Find every line containing the word "plain" in the records below; report only how many there are.

┏━━

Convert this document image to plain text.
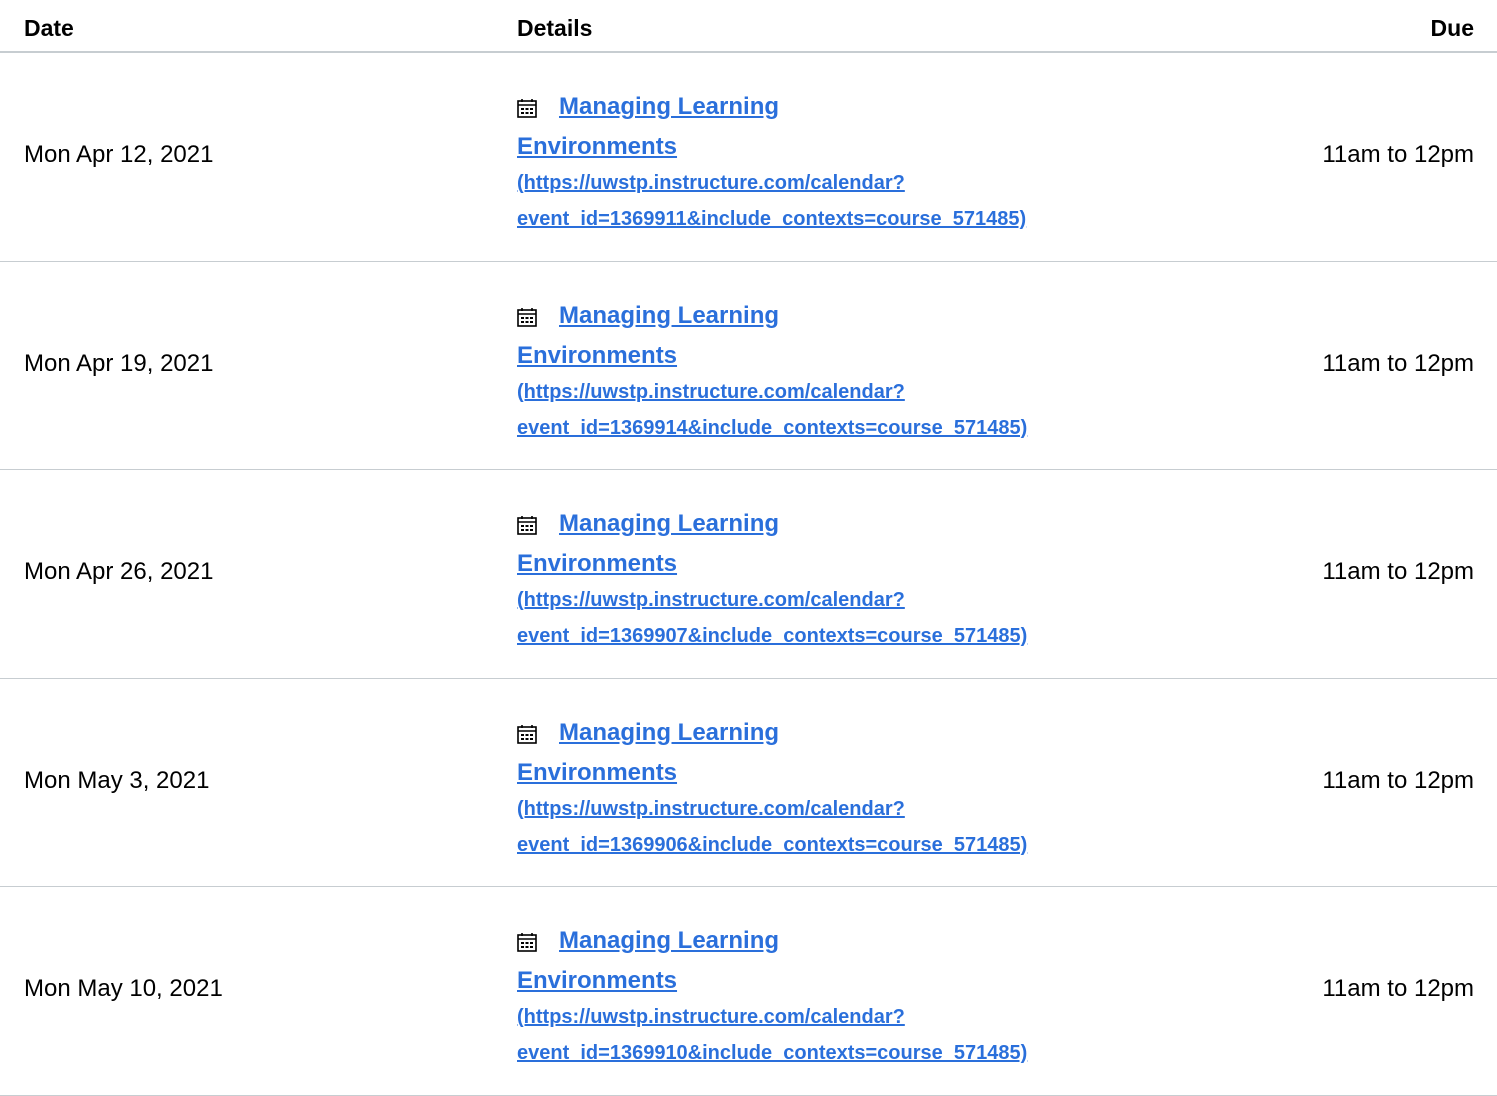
Date	Details	Due
Mon Apr 12, 2021
Managing Learning
Environments
(https://uwstp.instructure.com/calendar?
event_id=1369911&include_contexts=course_571485)
11am to 12pm
Mon Apr 19, 2021
Managing Learning
Environments
(https://uwstp.instructure.com/calendar?
event_id=1369914&include_contexts=course_571485)
11am to 12pm
Mon Apr 26, 2021
Managing Learning
Environments
(https://uwstp.instructure.com/calendar?
event_id=1369907&include_contexts=course_571485)
11am to 12pm
Mon May 3, 2021
Managing Learning
Environments
(https://uwstp.instructure.com/calendar?
event_id=1369906&include_contexts=course_571485)
11am to 12pm
Mon May 10, 2021
Managing Learning
Environments
(https://uwstp.instructure.com/calendar?
event_id=1369910&include_contexts=course_571485)
11am to 12pm
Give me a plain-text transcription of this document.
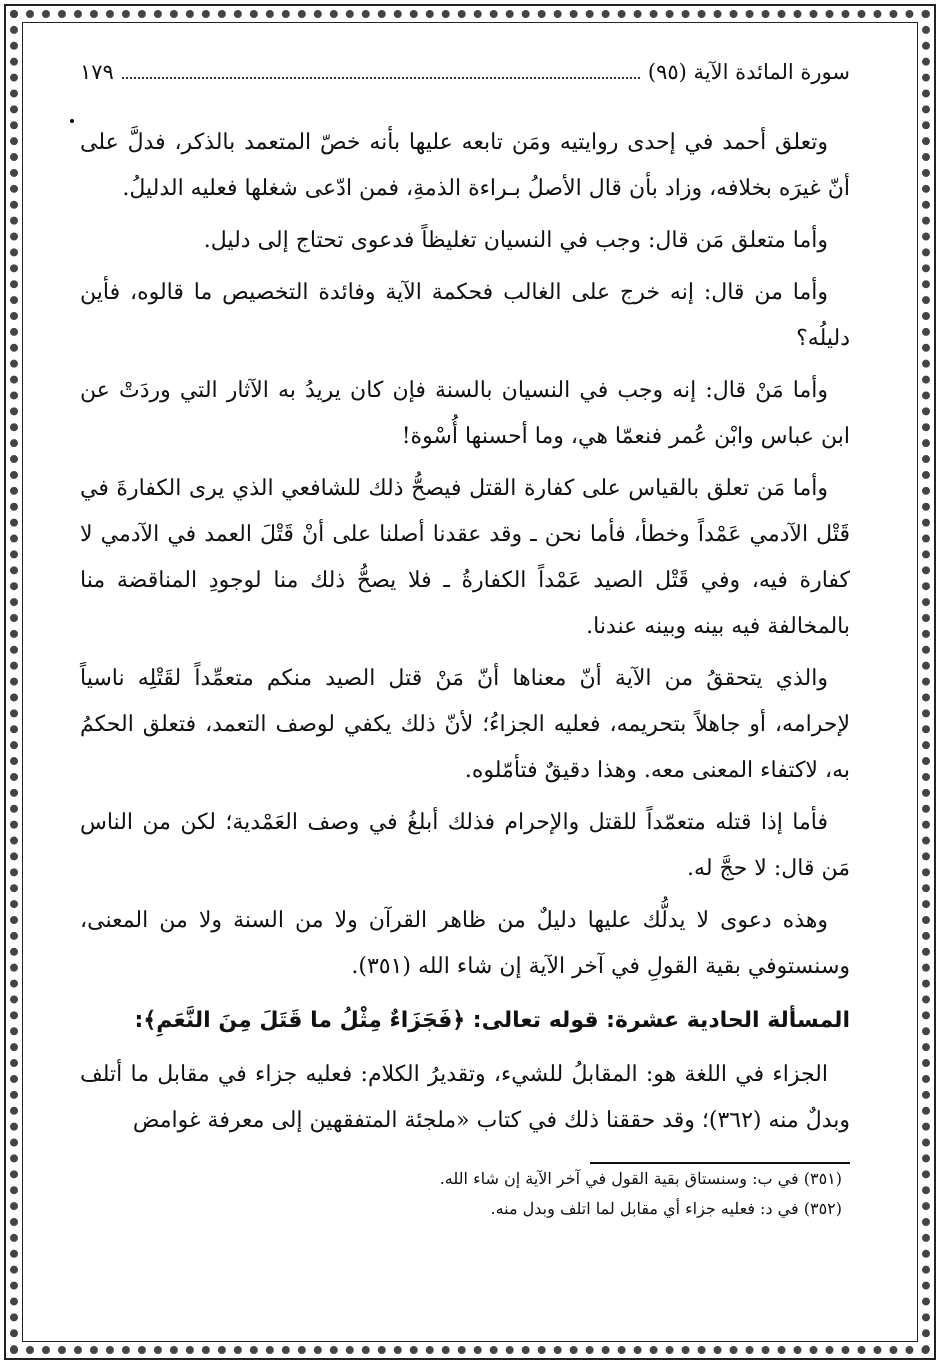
سورة المائدة الآية (٩٥)
١٧٩

وتعلق أحمد في إحدى روايتيه ومَن تابعه عليها بأنه خصّ المتعمد بالذكر، فدلَّ على أنّ غيرَه بخلافه، وزاد بأن قال الأصلُ بـراءة الذمةِ، فمن ادّعى شغلها فعليه الدليلُ.

وأما متعلق مَن قال: وجب في النسيان تغليظاً فدعوى تحتاج إلى دليل.

وأما من قال: إنه خرج على الغالب فحكمة الآية وفائدة التخصيص ما قالوه، فأين دليلُه؟

وأما مَنْ قال: إنه وجب في النسيان بالسنة فإن كان يريدُ به الآثار التي وردَتْ عن ابن عباس وابْن عُمر فنعمّا هي، وما أحسنها أُسْوة!

وأما مَن تعلق بالقياس على كفارة القتل فيصحُّ ذلك للشافعي الذي يرى الكفارةَ في قَتْل الآدمي عَمْداً وخطأ، فأما نحن ـ وقد عقدنا أصلنا على أنْ قَتْلَ العمد في الآدمي لا كفارة فيه، وفي قَتْل الصيد عَمْداً الكفارةُ ـ فلا يصحُّ ذلك منا لوجودِ المناقضة منا بالمخالفة فيه بينه وبينه عندنا.

والذي يتحققُ من الآية أنّ معناها أنّ مَنْ قتل الصيد منكم متعمِّداً لقَتْلِه ناسياً لإحرامه، أو جاهلاً بتحريمه، فعليه الجزاءُ؛ لأنّ ذلك يكفي لوصف التعمد، فتعلق الحكمُ به، لاكتفاء المعنى معه. وهذا دقيقٌ فتأمّلوه.

فأما إذا قتله متعمّداً للقتل والإحرام فذلك أبلغُ في وصف العَمْدية؛ لكن من الناس مَن قال: لا حجَّ له.

وهذه دعوى لا يدلُّك عليها دليلٌ من ظاهر القرآن ولا من السنة ولا من المعنى، وسنستوفي بقية القولِ في آخر الآية إن شاء الله (٣٥١).

المسألة الحادية عشرة: قوله تعالى: ﴿فَجَزَاءٌ مِثْلُ ما قَتَلَ مِنَ النَّعَمِ﴾:

الجزاء في اللغة هو: المقابلُ للشيء، وتقديرُ الكلام: فعليه جزاء في مقابل ما أتلف وبدلٌ منه (٣٦٢)؛ وقد حققنا ذلك في كتاب «ملجئة المتفقهين إلى معرفة غوامض

(٣٥١) في ب: وسنستاق بقية القول في آخر الآية إن شاء الله.

(٣٥٢) في د: فعليه جزاء أي مقابل لما اتلف وبدل منه.
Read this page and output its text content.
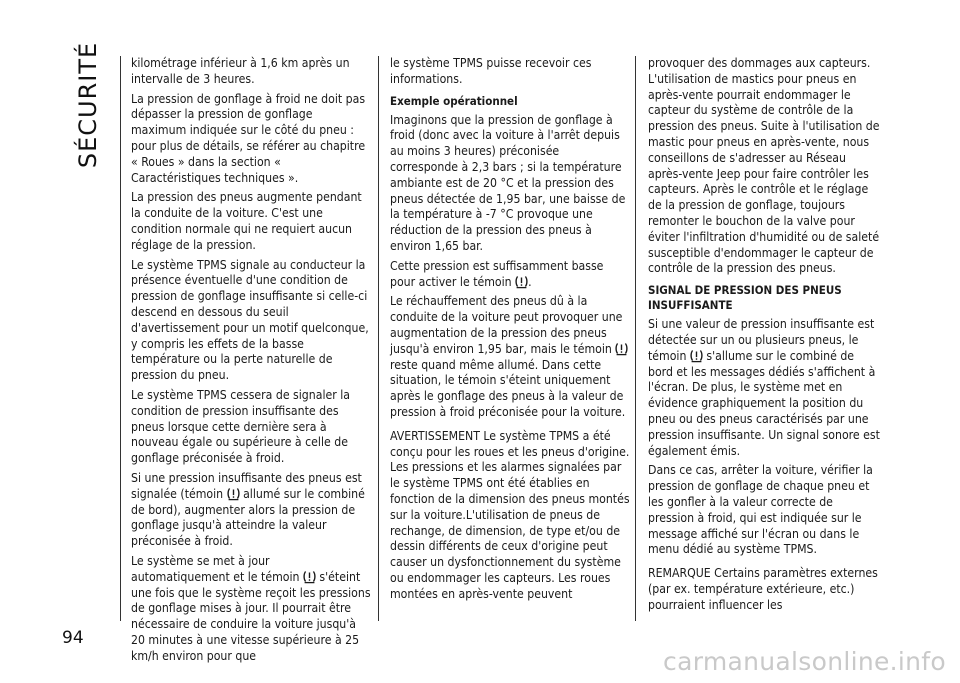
SÉCURITÉ
94

kilométrage inférieur à 1,6 km après un intervalle de 3 heures.

La pression de gonflage à froid ne doit pas dépasser la pression de gonflage maximum indiquée sur le côté du pneu : pour plus de détails, se référer au chapitre « Roues » dans la section « Caractéristiques techniques ».

La pression des pneus augmente pendant la conduite de la voiture. C'est une condition normale qui ne requiert aucun réglage de la pression.

Le système TPMS signale au conducteur la présence éventuelle d'une condition de pression de gonflage insuffisante si celle-ci descend en dessous du seuil d'avertissement pour un motif quelconque, y compris les effets de la basse température ou la perte naturelle de pression du pneu.

Le système TPMS cessera de signaler la condition de pression insuffisante des pneus lorsque cette dernière sera à nouveau égale ou supérieure à celle de gonflage préconisée à froid.

Si une pression insuffisante des pneus est signalée (témoin  allumé sur le combiné de bord), augmenter alors la pression de gonflage jusqu'à atteindre la valeur préconisée à froid.

Le système se met à jour automatiquement et le témoin  s'éteint une fois que le système reçoit les pressions de gonflage mises à jour. Il pourrait être nécessaire de conduire la voiture jusqu'à 20 minutes à une vitesse supérieure à 25 km/h environ pour que

le système TPMS puisse recevoir ces informations.

Exemple opérationnel

Imaginons que la pression de gonflage à froid (donc avec la voiture à l'arrêt depuis au moins 3 heures) préconisée corresponde à 2,3 bars ; si la température ambiante est de 20 °C et la pression des pneus détectée de 1,95 bar, une baisse de la température à -7 °C provoque une réduction de la pression des pneus à environ 1,65 bar.

Cette pression est suffisamment basse pour activer le témoin .

Le réchauffement des pneus dû à la conduite de la voiture peut provoquer une augmentation de la pression des pneus jusqu'à environ 1,95 bar, mais le témoin  reste quand même allumé. Dans cette situation, le témoin s'éteint uniquement après le gonflage des pneus à la valeur de pression à froid préconisée pour la voiture.

AVERTISSEMENT Le système TPMS a été conçu pour les roues et les pneus d'origine. Les pressions et les alarmes signalées par le système TPMS ont été établies en fonction de la dimension des pneus montés sur la voiture.L'utilisation de pneus de rechange, de dimension, de type et/ou de dessin différents de ceux d'origine peut causer un dysfonctionnement du système ou endommager les capteurs. Les roues montées en après-vente peuvent

provoquer des dommages aux capteurs. L'utilisation de mastics pour pneus en après-vente pourrait endommager le capteur du système de contrôle de la pression des pneus. Suite à l'utilisation de mastic pour pneus en après-vente, nous conseillons de s'adresser au Réseau après-vente Jeep pour faire contrôler les capteurs. Après le contrôle et le réglage de la pression de gonflage, toujours remonter le bouchon de la valve pour éviter l'infiltration d'humidité ou de saleté susceptible d'endommager le capteur de contrôle de la pression des pneus.

SIGNAL DE PRESSION DES PNEUS INSUFFISANTE

Si une valeur de pression insuffisante est détectée sur un ou plusieurs pneus, le témoin  s'allume sur le combiné de bord et les messages dédiés s'affichent à l'écran. De plus, le système met en évidence graphiquement la position du pneu ou des pneus caractérisés par une pression insuffisante. Un signal sonore est également émis.

Dans ce cas, arrêter la voiture, vérifier la pression de gonflage de chaque pneu et les gonfler à la valeur correcte de pression à froid, qui est indiquée sur le message affiché sur l'écran ou dans le menu dédié au système TPMS.

REMARQUE Certains paramètres externes (par ex. température extérieure, etc.) pourraient influencer les

carmanualsonline.info
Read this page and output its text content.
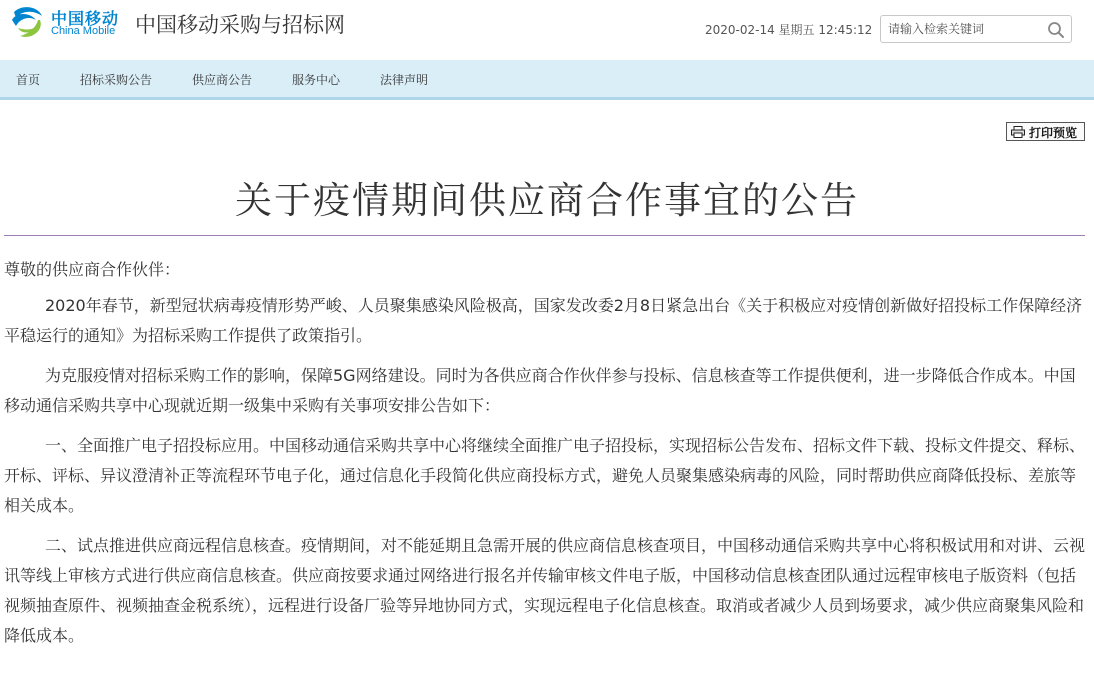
中国移动
China Mobile 中国移动采购与招标网	2020-02-14 星期五 12:45:12
请输入检索关键词
首页	招标采购公告	供应商公告	服务中心	法律声明
打印预览
关于疫情期间供应商合作事宜的公告

尊敬的供应商合作伙伴：

2020年春节，新型冠状病毒疫情形势严峻、人员聚集感染风险极高，国家发改委2月8日紧急出台《关于积极应对疫情创新做好招投标工作保障经济平稳运行的通知》为招标采购工作提供了政策指引。

为克服疫情对招标采购工作的影响，保障5G网络建设。同时为各供应商合作伙伴参与投标、信息核查等工作提供便利，进一步降低合作成本。中国移动通信采购共享中心现就近期一级集中采购有关事项安排公告如下：

一、全面推广电子招投标应用。中国移动通信采购共享中心将继续全面推广电子招投标，实现招标公告发布、招标文件下载、投标文件提交、释标、开标、评标、异议澄清补正等流程环节电子化，通过信息化手段简化供应商投标方式，避免人员聚集感染病毒的风险，同时帮助供应商降低投标、差旅等相关成本。

二、试点推进供应商远程信息核查。疫情期间，对不能延期且急需开展的供应商信息核查项目，中国移动通信采购共享中心将积极试用和对讲、云视讯等线上审核方式进行供应商信息核查。供应商按要求通过网络进行报名并传输审核文件电子版，中国移动信息核查团队通过远程审核电子版资料（包括视频抽查原件、视频抽查金税系统），远程进行设备厂验等异地协同方式，实现远程电子化信息核查。取消或者减少人员到场要求，减少供应商聚集风险和降低成本。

┗━━

• [Result] 2